DATA LISTING |
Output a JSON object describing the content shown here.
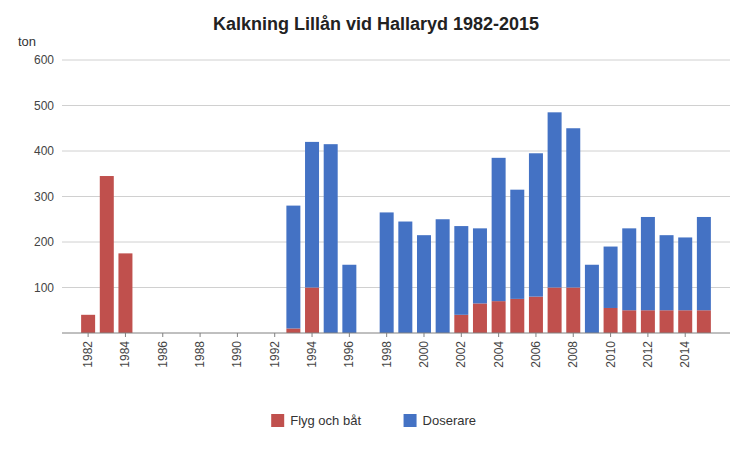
{
  "chart_data": {
    "type": "bar",
    "stacked": true,
    "title": "Kalkning Lillån vid Hallaryd 1982-2015",
    "ylabel": "ton",
    "x": [
      1982,
      1983,
      1984,
      1985,
      1986,
      1987,
      1988,
      1989,
      1990,
      1991,
      1992,
      1993,
      1994,
      1995,
      1996,
      1997,
      1998,
      1999,
      2000,
      2001,
      2002,
      2003,
      2004,
      2005,
      2006,
      2007,
      2008,
      2009,
      2010,
      2011,
      2012,
      2013,
      2014,
      2015
    ],
    "series": [
      {
        "name": "Flyg och båt",
        "color": "#c0504d",
        "values": [
          40,
          345,
          175,
          0,
          0,
          0,
          0,
          0,
          0,
          0,
          0,
          10,
          100,
          0,
          0,
          0,
          0,
          0,
          0,
          0,
          40,
          65,
          70,
          75,
          80,
          100,
          100,
          0,
          55,
          50,
          50,
          50,
          50,
          50
        ]
      },
      {
        "name": "Doserare",
        "color": "#4472c4",
        "values": [
          0,
          0,
          0,
          0,
          0,
          0,
          0,
          0,
          0,
          0,
          0,
          270,
          320,
          415,
          150,
          0,
          265,
          245,
          215,
          250,
          195,
          165,
          315,
          240,
          315,
          385,
          350,
          150,
          135,
          180,
          205,
          165,
          160,
          205
        ]
      }
    ],
    "xlim": [
      1980.6,
      2016.4
    ],
    "xticks": [
      1982,
      1984,
      1986,
      1988,
      1990,
      1992,
      1994,
      1996,
      1998,
      2000,
      2002,
      2004,
      2006,
      2008,
      2010,
      2012,
      2014
    ],
    "ylim": [
      0,
      600
    ],
    "yticks": [
      100,
      200,
      300,
      400,
      500,
      600
    ],
    "grid": true,
    "legend": "bottom"
  }
}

WORK REQUIRED |
Copy the listing over exactly, skipping the pictures it holds.

ANSWER IN FULL |
Output a JSON object describing the content shown here.
{
  "chart_data": {
    "type": "bar",
    "stacked": true,
    "title": "Kalkning Lillån vid Hallaryd 1982-2015",
    "ylabel": "ton",
    "x": [
      1982,
      1983,
      1984,
      1985,
      1986,
      1987,
      1988,
      1989,
      1990,
      1991,
      1992,
      1993,
      1994,
      1995,
      1996,
      1997,
      1998,
      1999,
      2000,
      2001,
      2002,
      2003,
      2004,
      2005,
      2006,
      2007,
      2008,
      2009,
      2010,
      2011,
      2012,
      2013,
      2014,
      2015
    ],
    "series": [
      {
        "name": "Flyg och båt",
        "color": "#c0504d",
        "values": [
          40,
          345,
          175,
          0,
          0,
          0,
          0,
          0,
          0,
          0,
          0,
          10,
          100,
          0,
          0,
          0,
          0,
          0,
          0,
          0,
          40,
          65,
          70,
          75,
          80,
          100,
          100,
          0,
          55,
          50,
          50,
          50,
          50,
          50
        ]
      },
      {
        "name": "Doserare",
        "color": "#4472c4",
        "values": [
          0,
          0,
          0,
          0,
          0,
          0,
          0,
          0,
          0,
          0,
          0,
          270,
          320,
          415,
          150,
          0,
          265,
          245,
          215,
          250,
          195,
          165,
          315,
          240,
          315,
          385,
          350,
          150,
          135,
          180,
          205,
          165,
          160,
          205
        ]
      }
    ],
    "xlim": [
      1980.6,
      2016.4
    ],
    "xticks": [
      1982,
      1984,
      1986,
      1988,
      1990,
      1992,
      1994,
      1996,
      1998,
      2000,
      2002,
      2004,
      2006,
      2008,
      2010,
      2012,
      2014
    ],
    "ylim": [
      0,
      600
    ],
    "yticks": [
      100,
      200,
      300,
      400,
      500,
      600
    ],
    "grid": true,
    "legend": "bottom"
  }
}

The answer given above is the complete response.